/---

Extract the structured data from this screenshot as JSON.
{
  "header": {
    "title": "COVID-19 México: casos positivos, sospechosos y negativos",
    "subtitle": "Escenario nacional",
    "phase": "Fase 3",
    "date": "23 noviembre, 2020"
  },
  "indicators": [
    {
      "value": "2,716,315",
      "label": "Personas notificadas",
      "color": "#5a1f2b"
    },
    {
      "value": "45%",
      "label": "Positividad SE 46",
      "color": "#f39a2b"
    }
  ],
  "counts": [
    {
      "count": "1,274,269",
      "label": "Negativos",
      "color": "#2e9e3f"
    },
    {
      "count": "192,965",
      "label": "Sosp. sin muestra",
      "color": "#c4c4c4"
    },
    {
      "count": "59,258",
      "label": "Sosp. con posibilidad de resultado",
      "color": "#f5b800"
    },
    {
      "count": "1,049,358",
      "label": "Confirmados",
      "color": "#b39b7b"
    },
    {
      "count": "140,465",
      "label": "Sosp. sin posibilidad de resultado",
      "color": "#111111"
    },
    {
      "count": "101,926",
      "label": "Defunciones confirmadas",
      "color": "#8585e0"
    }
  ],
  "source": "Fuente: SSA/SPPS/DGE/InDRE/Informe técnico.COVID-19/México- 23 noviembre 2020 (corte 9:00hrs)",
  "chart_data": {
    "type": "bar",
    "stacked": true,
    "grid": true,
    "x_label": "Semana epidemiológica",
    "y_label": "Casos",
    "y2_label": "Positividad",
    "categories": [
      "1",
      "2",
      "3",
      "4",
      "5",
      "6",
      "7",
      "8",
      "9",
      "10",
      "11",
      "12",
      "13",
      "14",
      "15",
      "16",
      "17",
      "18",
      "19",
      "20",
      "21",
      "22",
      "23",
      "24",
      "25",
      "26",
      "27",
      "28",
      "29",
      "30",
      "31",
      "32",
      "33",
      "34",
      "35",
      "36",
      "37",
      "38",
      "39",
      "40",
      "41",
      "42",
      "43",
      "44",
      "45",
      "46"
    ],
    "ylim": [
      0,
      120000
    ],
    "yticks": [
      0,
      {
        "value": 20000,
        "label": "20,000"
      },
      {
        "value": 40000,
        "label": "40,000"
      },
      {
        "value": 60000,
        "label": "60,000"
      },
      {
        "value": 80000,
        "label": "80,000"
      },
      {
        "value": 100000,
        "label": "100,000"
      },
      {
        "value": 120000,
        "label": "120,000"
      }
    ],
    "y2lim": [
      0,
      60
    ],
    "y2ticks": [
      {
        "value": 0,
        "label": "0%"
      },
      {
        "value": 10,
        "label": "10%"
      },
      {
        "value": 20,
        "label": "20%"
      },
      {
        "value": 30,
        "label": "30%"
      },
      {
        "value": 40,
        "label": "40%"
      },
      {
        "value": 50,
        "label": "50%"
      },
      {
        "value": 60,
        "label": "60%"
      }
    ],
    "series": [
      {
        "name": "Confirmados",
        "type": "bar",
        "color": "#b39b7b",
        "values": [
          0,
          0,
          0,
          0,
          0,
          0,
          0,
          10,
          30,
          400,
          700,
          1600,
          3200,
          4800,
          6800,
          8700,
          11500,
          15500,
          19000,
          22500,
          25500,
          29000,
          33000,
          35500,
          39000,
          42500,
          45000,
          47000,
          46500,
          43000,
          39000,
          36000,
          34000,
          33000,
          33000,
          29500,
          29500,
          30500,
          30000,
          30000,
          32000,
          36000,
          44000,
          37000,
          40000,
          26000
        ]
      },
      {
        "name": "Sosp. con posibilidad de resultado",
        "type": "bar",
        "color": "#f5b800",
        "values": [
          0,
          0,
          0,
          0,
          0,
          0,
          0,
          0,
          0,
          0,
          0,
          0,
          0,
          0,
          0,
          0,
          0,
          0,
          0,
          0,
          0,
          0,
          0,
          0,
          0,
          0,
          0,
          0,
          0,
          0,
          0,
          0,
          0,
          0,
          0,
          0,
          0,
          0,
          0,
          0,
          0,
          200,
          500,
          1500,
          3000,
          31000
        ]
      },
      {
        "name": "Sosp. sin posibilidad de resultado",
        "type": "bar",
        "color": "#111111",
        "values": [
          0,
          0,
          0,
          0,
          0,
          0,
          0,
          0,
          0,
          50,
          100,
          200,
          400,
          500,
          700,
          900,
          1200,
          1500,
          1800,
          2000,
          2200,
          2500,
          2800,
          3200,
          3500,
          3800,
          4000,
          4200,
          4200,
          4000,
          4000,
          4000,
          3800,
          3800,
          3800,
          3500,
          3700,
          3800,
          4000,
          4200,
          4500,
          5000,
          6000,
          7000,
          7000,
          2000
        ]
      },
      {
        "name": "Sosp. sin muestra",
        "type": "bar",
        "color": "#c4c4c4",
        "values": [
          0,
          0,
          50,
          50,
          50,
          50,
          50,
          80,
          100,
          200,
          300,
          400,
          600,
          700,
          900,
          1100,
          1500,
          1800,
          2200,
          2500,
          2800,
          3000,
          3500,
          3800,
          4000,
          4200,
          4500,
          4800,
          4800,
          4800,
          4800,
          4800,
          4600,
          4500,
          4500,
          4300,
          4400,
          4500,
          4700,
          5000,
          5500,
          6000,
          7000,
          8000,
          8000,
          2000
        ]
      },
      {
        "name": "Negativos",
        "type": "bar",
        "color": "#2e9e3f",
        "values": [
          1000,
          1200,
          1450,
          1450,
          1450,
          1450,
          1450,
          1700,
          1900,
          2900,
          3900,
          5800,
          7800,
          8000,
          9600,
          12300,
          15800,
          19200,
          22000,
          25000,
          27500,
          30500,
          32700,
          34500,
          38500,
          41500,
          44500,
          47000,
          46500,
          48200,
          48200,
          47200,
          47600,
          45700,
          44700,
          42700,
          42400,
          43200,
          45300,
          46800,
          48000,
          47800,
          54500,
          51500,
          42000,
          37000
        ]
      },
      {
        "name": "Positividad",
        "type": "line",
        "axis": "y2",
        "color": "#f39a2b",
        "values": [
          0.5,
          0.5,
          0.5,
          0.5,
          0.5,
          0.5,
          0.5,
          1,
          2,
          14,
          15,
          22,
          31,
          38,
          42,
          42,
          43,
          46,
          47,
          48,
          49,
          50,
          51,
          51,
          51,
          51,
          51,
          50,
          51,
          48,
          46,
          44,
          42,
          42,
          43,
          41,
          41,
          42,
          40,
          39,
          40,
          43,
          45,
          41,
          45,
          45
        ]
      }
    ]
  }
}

\---
/---

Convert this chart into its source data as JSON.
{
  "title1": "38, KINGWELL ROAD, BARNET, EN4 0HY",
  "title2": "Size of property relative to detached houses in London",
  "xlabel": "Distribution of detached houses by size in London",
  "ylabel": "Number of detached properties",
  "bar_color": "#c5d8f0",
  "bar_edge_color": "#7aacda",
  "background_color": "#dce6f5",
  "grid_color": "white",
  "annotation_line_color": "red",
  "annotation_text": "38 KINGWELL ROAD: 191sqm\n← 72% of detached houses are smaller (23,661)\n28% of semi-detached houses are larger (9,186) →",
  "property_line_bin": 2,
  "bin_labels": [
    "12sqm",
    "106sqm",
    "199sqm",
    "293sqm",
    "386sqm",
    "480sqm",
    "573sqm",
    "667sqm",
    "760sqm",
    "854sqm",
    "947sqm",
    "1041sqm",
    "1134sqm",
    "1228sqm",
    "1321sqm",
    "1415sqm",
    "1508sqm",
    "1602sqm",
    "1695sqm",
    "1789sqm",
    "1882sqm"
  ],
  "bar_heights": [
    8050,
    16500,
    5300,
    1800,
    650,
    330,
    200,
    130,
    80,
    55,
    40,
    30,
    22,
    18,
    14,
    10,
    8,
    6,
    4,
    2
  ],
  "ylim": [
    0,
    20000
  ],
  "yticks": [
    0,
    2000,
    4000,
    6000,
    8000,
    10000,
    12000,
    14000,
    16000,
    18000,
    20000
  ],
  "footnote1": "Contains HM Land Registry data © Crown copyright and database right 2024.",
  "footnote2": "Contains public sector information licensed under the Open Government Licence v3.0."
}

\---

• [DIRECTION] Show every line from the entries above in which "ROAD" appears.

• [WRITTEN RESPONSE]
  "title1": "38, KINGWELL ROAD, BARNET, EN4 0HY",
  "annotation_text": "38 KINGWELL ROAD: 191sqm\n← 72% of detached houses are smaller (23,661)\n28% of semi-detached houses are larger (9,186) →",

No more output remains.